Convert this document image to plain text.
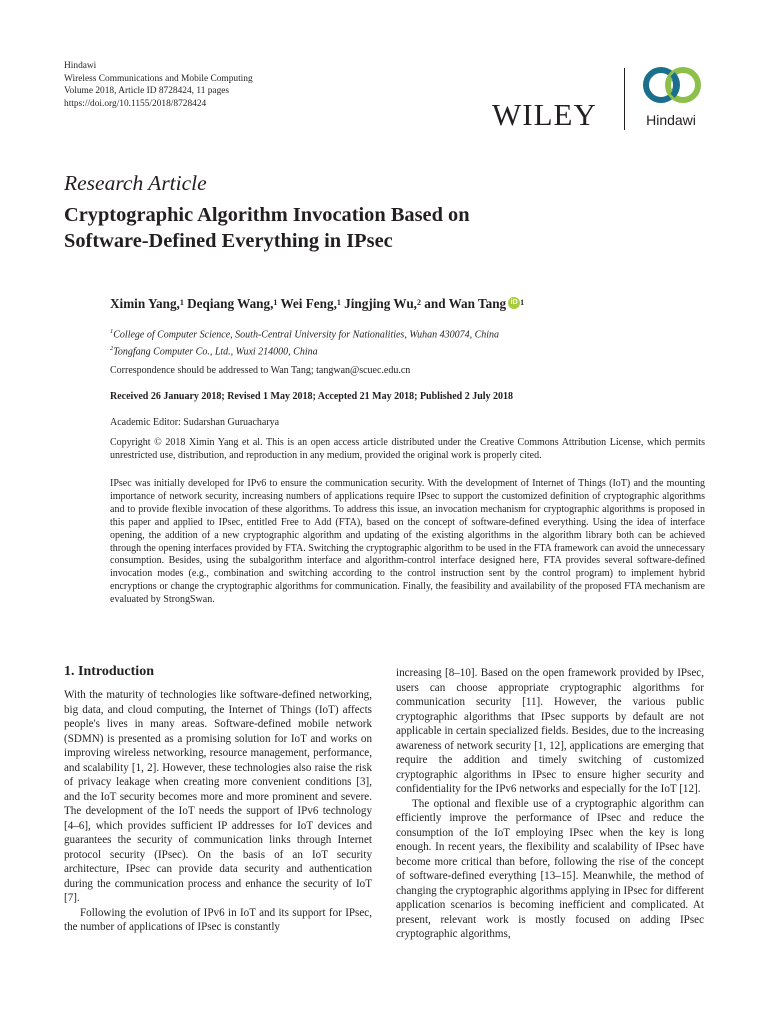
Hindawi
Wireless Communications and Mobile Computing
Volume 2018, Article ID 8728424, 11 pages
https://doi.org/10.1155/2018/8728424	WILEY	Hindawi
Research Article
Cryptographic Algorithm Invocation Based on
Software-Defined Everything in IPsec
Ximin Yang,$^1$ Deqiang Wang,$^1$ Wei Feng,$^1$ Jingjing Wu,$^2$ and Wan Tang iD $^1$
$^1$College of Computer Science, South-Central University for Nationalities, Wuhan 430074, China
$^2$Tongfang Computer Co., Ltd., Wuxi 214000, China
Correspondence should be addressed to Wan Tang; tangwan@scuec.edu.cn
Received 26 January 2018; Revised 1 May 2018; Accepted 21 May 2018; Published 2 July 2018
Academic Editor: Sudarshan Guruacharya
Copyright © 2018 Ximin Yang et al. This is an open access article distributed under the Creative Commons Attribution License, which permits unrestricted use, distribution, and reproduction in any medium, provided the original work is properly cited.
IPsec was initially developed for IPv6 to ensure the communication security. With the development of Internet of Things (IoT) and the mounting importance of network security, increasing numbers of applications require IPsec to support the customized definition of cryptographic algorithms and to provide flexible invocation of these algorithms. To address this issue, an invocation mechanism for cryptographic algorithms is proposed in this paper and applied to IPsec, entitled Free to Add (FTA), based on the concept of software-defined everything. Using the idea of interface opening, the addition of a new cryptographic algorithm and updating of the existing algorithms in the algorithm library both can be achieved through the opening interfaces provided by FTA. Switching the cryptographic algorithm to be used in the FTA framework can avoid the unnecessary consumption. Besides, using the subalgorithm interface and algorithm-control interface designed here, FTA provides several software-defined invocation modes (e.g., combination and switching according to the control instruction sent by the control program) to implement hybrid encryptions or change the cryptographic algorithms for communication. Finally, the feasibility and availability of the proposed FTA mechanism are evaluated by StrongSwan.
1. Introduction

With the maturity of technologies like software-defined networking, big data, and cloud computing, the Internet of Things (IoT) affects people's lives in many areas. Software-defined mobile network (SDMN) is presented as a promising solution for IoT and works on improving wireless networking, resource management, performance, and scalability [1, 2]. However, these technologies also raise the risk of privacy leakage when creating more convenient conditions [3], and the IoT security becomes more and more prominent and severe. The development of the IoT needs the support of IPv6 technology [4–6], which provides sufficient IP addresses for IoT devices and guarantees the security of communication links through Internet protocol security (IPsec). On the basis of an IoT security architecture, IPsec can provide data security and authentication during the communication process and enhance the security of IoT [7].

Following the evolution of IPv6 in IoT and its support for IPsec, the number of applications of IPsec is constantly

increasing [8–10]. Based on the open framework provided by IPsec, users can choose appropriate cryptographic algorithms for communication security [11]. However, the various public cryptographic algorithms that IPsec supports by default are not applicable in certain specialized fields. Besides, due to the increasing awareness of network security [1, 12], applications are emerging that require the addition and timely switching of customized cryptographic algorithms in IPsec to ensure higher security and confidentiality for the IPv6 networks and especially for the IoT [12].

The optional and flexible use of a cryptographic algorithm can efficiently improve the performance of IPsec and reduce the consumption of the IoT employing IPsec when the key is long enough. In recent years, the flexibility and scalability of IPsec have become more critical than before, following the rise of the concept of software-defined everything [13–15]. Meanwhile, the method of changing the cryptographic algorithms applying in IPsec for different application scenarios is becoming inefficient and complicated. At present, relevant work is mostly focused on adding IPsec cryptographic algorithms,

============================================================

Directive -> Leave out the pictures and output every record above precisely as given.

Expected output ->
Convert this document image to plain text.
Hindawi
Wireless Communications and Mobile Computing
Volume 2018, Article ID 8728424, 11 pages
https://doi.org/10.1155/2018/8728424	WILEY	Hindawi
Research Article
Cryptographic Algorithm Invocation Based on
Software-Defined Everything in IPsec
Ximin Yang,$^1$ Deqiang Wang,$^1$ Wei Feng,$^1$ Jingjing Wu,$^2$ and Wan Tang iD $^1$
$^1$College of Computer Science, South-Central University for Nationalities, Wuhan 430074, China
$^2$Tongfang Computer Co., Ltd., Wuxi 214000, China
Correspondence should be addressed to Wan Tang; tangwan@scuec.edu.cn
Received 26 January 2018; Revised 1 May 2018; Accepted 21 May 2018; Published 2 July 2018
Academic Editor: Sudarshan Guruacharya
Copyright © 2018 Ximin Yang et al. This is an open access article distributed under the Creative Commons Attribution License, which permits unrestricted use, distribution, and reproduction in any medium, provided the original work is properly cited.
IPsec was initially developed for IPv6 to ensure the communication security. With the development of Internet of Things (IoT) and the mounting importance of network security, increasing numbers of applications require IPsec to support the customized definition of cryptographic algorithms and to provide flexible invocation of these algorithms. To address this issue, an invocation mechanism for cryptographic algorithms is proposed in this paper and applied to IPsec, entitled Free to Add (FTA), based on the concept of software-defined everything. Using the idea of interface opening, the addition of a new cryptographic algorithm and updating of the existing algorithms in the algorithm library both can be achieved through the opening interfaces provided by FTA. Switching the cryptographic algorithm to be used in the FTA framework can avoid the unnecessary consumption. Besides, using the subalgorithm interface and algorithm-control interface designed here, FTA provides several software-defined invocation modes (e.g., combination and switching according to the control instruction sent by the control program) to implement hybrid encryptions or change the cryptographic algorithms for communication. Finally, the feasibility and availability of the proposed FTA mechanism are evaluated by StrongSwan.
1. Introduction

With the maturity of technologies like software-defined networking, big data, and cloud computing, the Internet of Things (IoT) affects people's lives in many areas. Software-defined mobile network (SDMN) is presented as a promising solution for IoT and works on improving wireless networking, resource management, performance, and scalability [1, 2]. However, these technologies also raise the risk of privacy leakage when creating more convenient conditions [3], and the IoT security becomes more and more prominent and severe. The development of the IoT needs the support of IPv6 technology [4–6], which provides sufficient IP addresses for IoT devices and guarantees the security of communication links through Internet protocol security (IPsec). On the basis of an IoT security architecture, IPsec can provide data security and authentication during the communication process and enhance the security of IoT [7].

Following the evolution of IPv6 in IoT and its support for IPsec, the number of applications of IPsec is constantly

increasing [8–10]. Based on the open framework provided by IPsec, users can choose appropriate cryptographic algorithms for communication security [11]. However, the various public cryptographic algorithms that IPsec supports by default are not applicable in certain specialized fields. Besides, due to the increasing awareness of network security [1, 12], applications are emerging that require the addition and timely switching of customized cryptographic algorithms in IPsec to ensure higher security and confidentiality for the IPv6 networks and especially for the IoT [12].

The optional and flexible use of a cryptographic algorithm can efficiently improve the performance of IPsec and reduce the consumption of the IoT employing IPsec when the key is long enough. In recent years, the flexibility and scalability of IPsec have become more critical than before, following the rise of the concept of software-defined everything [13–15]. Meanwhile, the method of changing the cryptographic algorithms applying in IPsec for different application scenarios is becoming inefficient and complicated. At present, relevant work is mostly focused on adding IPsec cryptographic algorithms,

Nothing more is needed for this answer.